TASK INPUT =>
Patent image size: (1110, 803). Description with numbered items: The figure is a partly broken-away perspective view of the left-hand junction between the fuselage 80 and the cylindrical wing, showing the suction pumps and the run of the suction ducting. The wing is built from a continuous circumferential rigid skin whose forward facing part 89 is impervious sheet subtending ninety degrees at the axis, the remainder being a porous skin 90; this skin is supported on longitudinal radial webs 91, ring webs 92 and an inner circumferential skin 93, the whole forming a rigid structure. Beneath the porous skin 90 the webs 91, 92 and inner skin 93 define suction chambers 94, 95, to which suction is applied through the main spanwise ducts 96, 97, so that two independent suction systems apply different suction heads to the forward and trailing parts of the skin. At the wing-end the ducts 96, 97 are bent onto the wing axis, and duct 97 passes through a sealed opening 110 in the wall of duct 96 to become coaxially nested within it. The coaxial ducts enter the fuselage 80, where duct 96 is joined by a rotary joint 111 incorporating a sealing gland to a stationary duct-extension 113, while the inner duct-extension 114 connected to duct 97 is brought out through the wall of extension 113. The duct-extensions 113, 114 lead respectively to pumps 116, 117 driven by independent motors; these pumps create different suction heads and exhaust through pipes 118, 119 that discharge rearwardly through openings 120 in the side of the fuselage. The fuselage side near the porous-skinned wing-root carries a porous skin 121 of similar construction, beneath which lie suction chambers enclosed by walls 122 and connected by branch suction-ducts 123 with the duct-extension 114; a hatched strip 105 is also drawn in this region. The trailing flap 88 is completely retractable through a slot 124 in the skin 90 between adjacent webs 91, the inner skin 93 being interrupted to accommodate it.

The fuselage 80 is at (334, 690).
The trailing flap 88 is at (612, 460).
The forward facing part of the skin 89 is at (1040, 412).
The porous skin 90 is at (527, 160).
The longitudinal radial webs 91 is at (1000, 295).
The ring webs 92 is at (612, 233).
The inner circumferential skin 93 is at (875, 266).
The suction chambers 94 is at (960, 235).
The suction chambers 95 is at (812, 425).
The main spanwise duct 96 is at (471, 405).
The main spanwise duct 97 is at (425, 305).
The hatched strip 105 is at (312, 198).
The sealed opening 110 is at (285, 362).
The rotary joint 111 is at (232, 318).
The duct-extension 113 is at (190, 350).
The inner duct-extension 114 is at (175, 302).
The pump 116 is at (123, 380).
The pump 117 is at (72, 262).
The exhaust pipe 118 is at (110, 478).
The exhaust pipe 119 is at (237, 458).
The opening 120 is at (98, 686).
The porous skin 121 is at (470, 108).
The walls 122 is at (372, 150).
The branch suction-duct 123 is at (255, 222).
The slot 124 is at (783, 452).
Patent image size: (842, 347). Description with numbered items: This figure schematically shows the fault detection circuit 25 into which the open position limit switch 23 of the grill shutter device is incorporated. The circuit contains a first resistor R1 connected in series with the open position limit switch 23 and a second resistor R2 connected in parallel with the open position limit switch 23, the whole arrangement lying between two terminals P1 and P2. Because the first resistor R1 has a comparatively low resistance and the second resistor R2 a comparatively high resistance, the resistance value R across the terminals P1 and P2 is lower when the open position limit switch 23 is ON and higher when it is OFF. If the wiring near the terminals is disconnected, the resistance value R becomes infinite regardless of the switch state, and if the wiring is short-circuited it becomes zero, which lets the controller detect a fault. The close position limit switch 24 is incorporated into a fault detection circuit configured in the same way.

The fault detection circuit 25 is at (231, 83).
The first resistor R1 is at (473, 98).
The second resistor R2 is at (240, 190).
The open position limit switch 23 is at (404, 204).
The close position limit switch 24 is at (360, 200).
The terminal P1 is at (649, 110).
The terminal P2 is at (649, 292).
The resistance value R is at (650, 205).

TASK DIRECTIONS => Convert all the records above into a two-column CSV with the headers description and locations, one row per record. Enclose each field in double quotes and replace every line break with a space.

EXERCISE OUTPUT =>
description,locations
"Patent image size: (1110, 803). Description with numbered items: The figure is a partly broken-away perspective view of the left-hand junction between the fuselage 80 and the cylindrical wing, showing the suction pumps and the run of the suction ducting. The wing is built from a continuous circumferential rigid skin whose forward facing part 89 is impervious sheet subtending ninety degrees at the axis, the remainder being a porous skin 90; this skin is supported on longitudinal radial webs 91, ring webs 92 and an inner circumferential skin 93, the whole forming a rigid structure. Beneath the porous skin 90 the webs 91, 92 and inner skin 93 define suction chambers 94, 95, to which suction is applied through the main spanwise ducts 96, 97, so that two independent suction systems apply different suction heads to the forward and trailing parts of the skin. At the wing-end the ducts 96, 97 are bent onto the wing axis, and duct 97 passes through a sealed opening 110 in the wall of duct 96 to become coaxially nested within it. The coaxial ducts enter the fuselage 80, where duct 96 is joined by a rotary joint 111 incorporating a sealing gland to a stationary duct-extension 113, while the inner duct-extension 114 connected to duct 97 is brought out through the wall of extension 113. The duct-extensions 113, 114 lead respectively to pumps 116, 117 driven by independent motors; these pumps create different suction heads and exhaust through pipes 118, 119 that discharge rearwardly through openings 120 in the side of the fuselage. The fuselage side near the porous-skinned wing-root carries a porous skin 121 of similar construction, beneath which lie suction chambers enclosed by walls 122 and connected by branch suction-ducts 123 with the duct-extension 114; a hatched strip 105 is also drawn in this region. The trailing flap 88 is completely retractable through a slot 124 in the skin 90 between adjacent webs 91, the inner skin 93 being interrupted to accommodate it.","The fuselage 80 is at (334, 690). The trailing flap 88 is at (612, 460). The forward facing part of the skin 89 is at (1040, 412). The porous skin 90 is at (527, 160). The longitudinal radial webs 91 is at (1000, 295). The ring webs 92 is at (612, 233). The inner circumferential skin 93 is at (875, 266). The suction chambers 94 is at (960, 235). The suction chambers 95 is at (812, 425). The main spanwise duct 96 is at (471, 405). The main spanwise duct 97 is at (425, 305). The hatched strip 105 is at (312, 198). The sealed opening 110 is at (285, 362). The rotary joint 111 is at (232, 318). The duct-extension 113 is at (190, 350). The inner duct-extension 114 is at (175, 302). The pump 116 is at (123, 380). The pump 117 is at (72, 262). The exhaust pipe 118 is at (110, 478). The exhaust pipe 119 is at (237, 458). The opening 120 is at (98, 686). The porous skin 121 is at (470, 108). The walls 122 is at (372, 150). The branch suction-duct 123 is at (255, 222). The slot 124 is at (783, 452)."
"Patent image size: (842, 347). Description with numbered items: This figure schematically shows the fault detection circuit 25 into which the open position limit switch 23 of the grill shutter device is incorporated. The circuit contains a first resistor R1 connected in series with the open position limit switch 23 and a second resistor R2 connected in parallel with the open position limit switch 23, the whole arrangement lying between two terminals P1 and P2. Because the first resistor R1 has a comparatively low resistance and the second resistor R2 a comparatively high resistance, the resistance value R across the terminals P1 and P2 is lower when the open position limit switch 23 is ON and higher when it is OFF. If the wiring near the terminals is disconnected, the resistance value R becomes infinite regardless of the switch state, and if the wiring is short-circuited it becomes zero, which lets the controller detect a fault. The close position limit switch 24 is incorporated into a fault detection circuit configured in the same way.","The fault detection circuit 25 is at (231, 83). The first resistor R1 is at (473, 98). The second resistor R2 is at (240, 190). The open position limit switch 23 is at (404, 204). The close position limit switch 24 is at (360, 200). The terminal P1 is at (649, 110). The terminal P2 is at (649, 292). The resistance value R is at (650, 205)."